WHAT NEEDS TO BE DONE: From the records below, copy every line that contains the word "data".

[Collection entries]
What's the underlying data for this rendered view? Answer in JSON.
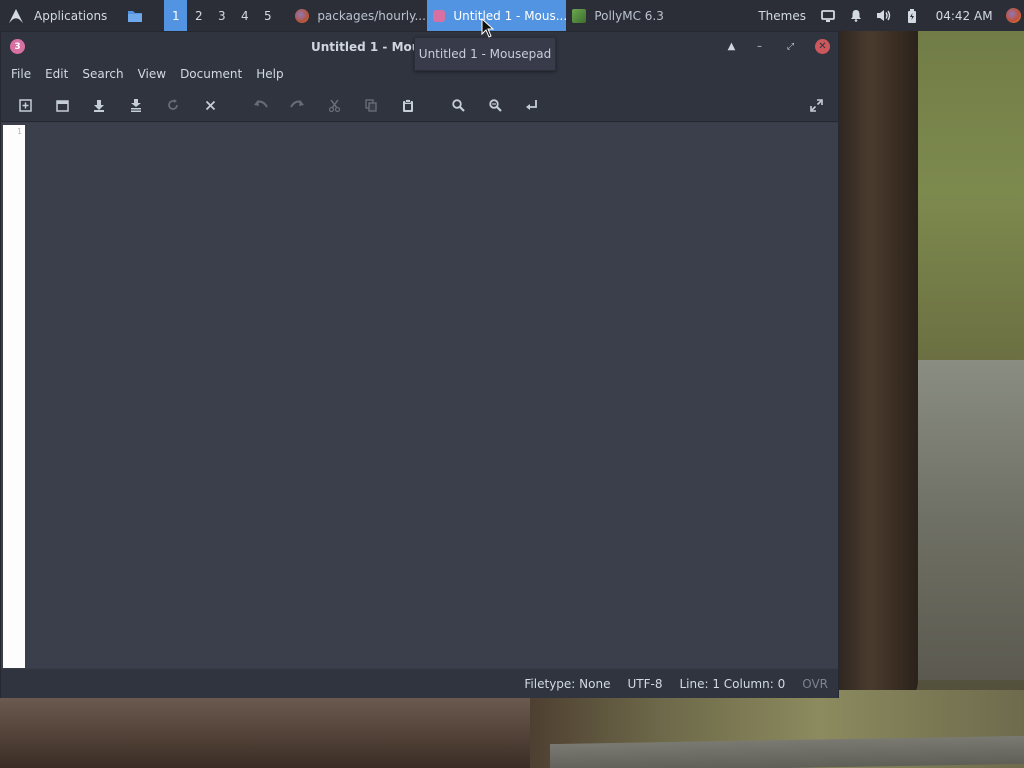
{
  "panel": {
    "applications_label": "Applications",
    "workspaces": [
      "1",
      "2",
      "3",
      "4",
      "5"
    ],
    "active_workspace": "1",
    "tasks": [
      {
        "label": "packages/hourly....",
        "icon": "firefox-icon",
        "active": false
      },
      {
        "label": "Untitled 1 - Mous...",
        "icon": "mousepad-icon",
        "active": true
      },
      {
        "label": "PollyMC 6.3",
        "icon": "pollymc-icon",
        "active": false
      }
    ],
    "themes_label": "Themes",
    "clock": "04:42 AM"
  },
  "tooltip": {
    "text": "Untitled 1 - Mousepad"
  },
  "window": {
    "title": "Untitled 1 - Mous",
    "menu": [
      "File",
      "Edit",
      "Search",
      "View",
      "Document",
      "Help"
    ],
    "gutter_line": "1",
    "status": {
      "filetype": "Filetype: None",
      "encoding": "UTF-8",
      "position": "Line: 1 Column: 0",
      "mode": "OVR"
    }
  },
  "colors": {
    "accent": "#5294e2",
    "panel_bg": "#2b2e37",
    "window_bg": "#2f343f",
    "editor_bg": "#3b3f4c",
    "close": "#cc575d"
  }
}
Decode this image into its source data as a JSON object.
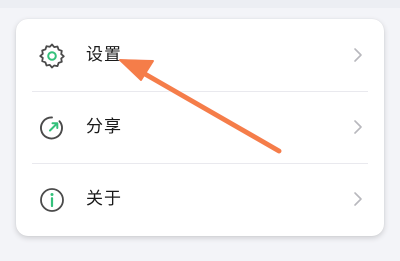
{
  "menu": {
    "items": [
      {
        "label": "设置",
        "icon": "gear-icon"
      },
      {
        "label": "分享",
        "icon": "share-icon"
      },
      {
        "label": "关于",
        "icon": "info-icon"
      }
    ]
  },
  "colors": {
    "accent_green": "#34c17b",
    "icon_gray": "#4a4a4a",
    "annotation_arrow": "#f57d4a"
  }
}
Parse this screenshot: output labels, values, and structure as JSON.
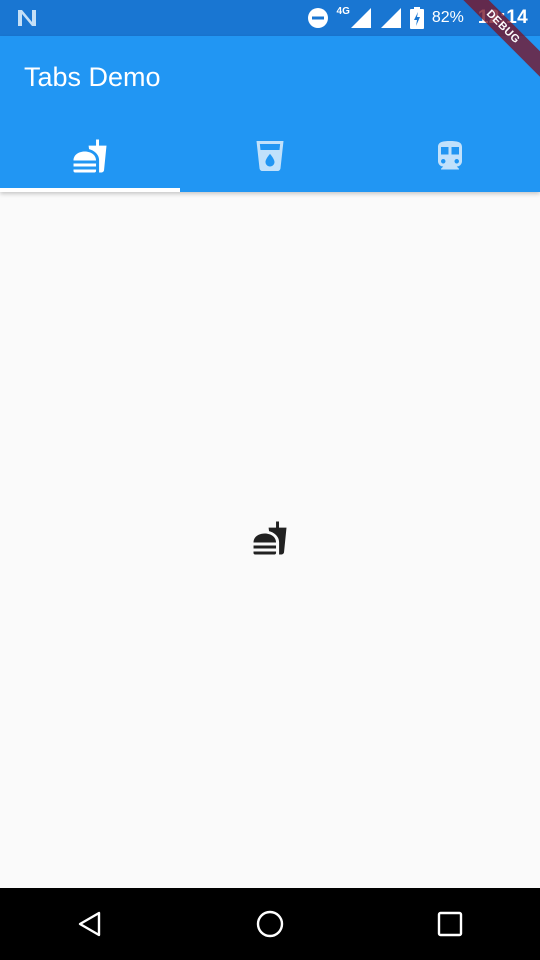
{
  "status_bar": {
    "network": "4G",
    "battery": "82%",
    "time": "12:14"
  },
  "debug_banner": "DEBUG",
  "app_bar": {
    "title": "Tabs Demo",
    "color": "#2196f3",
    "status_color": "#1976d2"
  },
  "tabs": [
    {
      "icon": "fastfood-icon",
      "selected": true
    },
    {
      "icon": "local-drink-icon",
      "selected": false
    },
    {
      "icon": "directions-subway-icon",
      "selected": false
    }
  ],
  "content": {
    "icon": "fastfood-icon"
  },
  "nav_bar": {
    "buttons": [
      "back-icon",
      "home-icon",
      "recents-icon"
    ]
  }
}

FULL RESPONSE:
What's the underlying data for this rendered view? Answer in JSON.
Decode this image into its source data as a JSON object.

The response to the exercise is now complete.